The Scottish tax year 2026/27 runs from 6 April 2026 to 5 April 2027. If you live in Scotland and are paid through PAYE, your take-home pay is affected by Scottish Income Tax (plus UK-wide deductions like National Insurance, pension contributions, and possibly student loans).
Want a personalised breakdown in seconds? Use: Scottish take-home pay, or compare against the rest of the UK with: UK take-home pay, Wales take-home pay, Northern Ireland take-home pay. You can also convert pay quickly: salary to hourly, hourly to salary, monthly to hourly.
💡 Quick note (important)
Scottish Income Tax applies to non-savings/non-dividend income. Savings/dividends are generally taxed using UK rates. If you’re not sure, the safest approach is to run your numbers in the Scotland take-home calculator.

**DATASET ROWS:**
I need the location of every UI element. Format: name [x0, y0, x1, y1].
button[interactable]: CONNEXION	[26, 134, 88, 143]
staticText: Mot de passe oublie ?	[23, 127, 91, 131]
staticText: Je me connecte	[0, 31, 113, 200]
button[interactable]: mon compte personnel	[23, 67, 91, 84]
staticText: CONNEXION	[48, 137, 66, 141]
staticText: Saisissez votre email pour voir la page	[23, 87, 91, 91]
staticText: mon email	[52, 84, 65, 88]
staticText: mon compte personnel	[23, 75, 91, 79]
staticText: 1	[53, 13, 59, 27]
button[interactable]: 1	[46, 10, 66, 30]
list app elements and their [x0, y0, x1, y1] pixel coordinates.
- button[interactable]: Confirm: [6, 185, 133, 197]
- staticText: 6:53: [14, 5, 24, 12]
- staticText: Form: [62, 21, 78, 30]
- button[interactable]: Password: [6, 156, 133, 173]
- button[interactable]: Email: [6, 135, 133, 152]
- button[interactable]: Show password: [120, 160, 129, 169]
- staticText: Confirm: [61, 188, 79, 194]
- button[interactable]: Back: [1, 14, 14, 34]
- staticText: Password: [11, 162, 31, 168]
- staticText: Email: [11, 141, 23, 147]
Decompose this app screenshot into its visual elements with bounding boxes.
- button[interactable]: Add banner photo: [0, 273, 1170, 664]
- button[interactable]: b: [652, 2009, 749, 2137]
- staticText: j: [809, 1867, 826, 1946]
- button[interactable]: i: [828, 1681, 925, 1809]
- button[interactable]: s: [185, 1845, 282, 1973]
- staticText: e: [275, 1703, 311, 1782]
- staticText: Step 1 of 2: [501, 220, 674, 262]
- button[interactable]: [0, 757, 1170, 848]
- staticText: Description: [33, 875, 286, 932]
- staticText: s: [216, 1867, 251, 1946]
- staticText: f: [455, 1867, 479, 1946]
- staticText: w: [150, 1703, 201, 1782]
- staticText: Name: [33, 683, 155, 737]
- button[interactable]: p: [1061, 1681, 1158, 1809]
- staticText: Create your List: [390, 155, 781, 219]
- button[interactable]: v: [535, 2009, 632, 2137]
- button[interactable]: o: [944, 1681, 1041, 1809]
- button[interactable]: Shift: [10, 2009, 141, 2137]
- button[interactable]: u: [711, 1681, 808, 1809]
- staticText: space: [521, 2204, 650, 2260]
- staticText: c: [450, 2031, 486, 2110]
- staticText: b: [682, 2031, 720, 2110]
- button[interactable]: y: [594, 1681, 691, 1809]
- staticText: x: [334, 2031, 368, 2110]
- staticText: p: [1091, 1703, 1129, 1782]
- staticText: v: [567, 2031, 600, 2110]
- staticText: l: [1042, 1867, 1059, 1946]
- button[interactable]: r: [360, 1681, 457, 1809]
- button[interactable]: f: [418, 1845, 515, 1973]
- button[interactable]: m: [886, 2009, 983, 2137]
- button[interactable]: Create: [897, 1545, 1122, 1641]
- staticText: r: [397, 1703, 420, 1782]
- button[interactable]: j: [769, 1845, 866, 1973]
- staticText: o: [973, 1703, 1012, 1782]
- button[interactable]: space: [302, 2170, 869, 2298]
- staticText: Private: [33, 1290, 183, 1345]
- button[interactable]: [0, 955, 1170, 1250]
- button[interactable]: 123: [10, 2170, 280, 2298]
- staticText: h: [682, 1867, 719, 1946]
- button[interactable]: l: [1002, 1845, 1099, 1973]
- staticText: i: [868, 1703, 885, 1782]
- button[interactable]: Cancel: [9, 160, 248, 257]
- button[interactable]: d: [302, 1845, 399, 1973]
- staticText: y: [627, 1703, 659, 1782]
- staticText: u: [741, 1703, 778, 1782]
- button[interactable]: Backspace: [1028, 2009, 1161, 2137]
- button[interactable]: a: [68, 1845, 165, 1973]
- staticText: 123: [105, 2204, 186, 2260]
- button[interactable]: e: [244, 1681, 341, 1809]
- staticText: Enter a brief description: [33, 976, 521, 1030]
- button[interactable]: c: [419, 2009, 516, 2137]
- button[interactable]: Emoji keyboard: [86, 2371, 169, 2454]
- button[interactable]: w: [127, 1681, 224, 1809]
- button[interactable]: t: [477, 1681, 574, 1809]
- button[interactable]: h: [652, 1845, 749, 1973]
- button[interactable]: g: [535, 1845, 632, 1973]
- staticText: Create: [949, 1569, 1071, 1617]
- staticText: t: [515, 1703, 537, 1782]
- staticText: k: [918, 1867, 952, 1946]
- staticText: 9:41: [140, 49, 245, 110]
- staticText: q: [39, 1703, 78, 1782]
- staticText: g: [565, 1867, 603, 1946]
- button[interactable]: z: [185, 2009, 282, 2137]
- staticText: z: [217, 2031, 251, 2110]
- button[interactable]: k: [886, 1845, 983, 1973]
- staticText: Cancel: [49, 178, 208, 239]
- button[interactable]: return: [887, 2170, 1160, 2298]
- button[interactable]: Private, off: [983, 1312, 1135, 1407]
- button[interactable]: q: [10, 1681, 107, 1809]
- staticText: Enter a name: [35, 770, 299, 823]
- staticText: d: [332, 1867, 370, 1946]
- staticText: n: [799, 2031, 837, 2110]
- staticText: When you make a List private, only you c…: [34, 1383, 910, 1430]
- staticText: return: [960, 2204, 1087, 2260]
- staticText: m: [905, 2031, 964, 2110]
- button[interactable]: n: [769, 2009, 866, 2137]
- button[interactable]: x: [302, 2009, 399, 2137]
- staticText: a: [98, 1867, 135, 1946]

**TO-DO LIST:**
- A) Duplicate the Scottish tax excerpt word for word, beginning at the words "Want a personalised" and stopping after the words "Scotland take-home calculator.".
- B) According to the Scottish tax excerpt, what dates does the 2026/27 tax year span?
The data has no connection to the Scottish tax excerpt.

**RESPONSES TO THE TASKS:**
- A)
Want a personalised breakdown in seconds? Use: Scottish take-home pay, or compare against the rest of the UK with: UK take-home pay, Wales take-home pay, Northern Ireland take-home pay. You can also convert pay quickly: salary to hourly, hourly to salary, monthly to hourly.
💡 Quick note (important)
Scottish Income Tax applies to non-savings/non-dividend income. Savings/dividends are generally taxed using UK rates. If you’re not sure, the safest approach is to run your numbers in the Scotland take-home calculator.

- B) It runs from 6 April 2026 to 5 April 2027.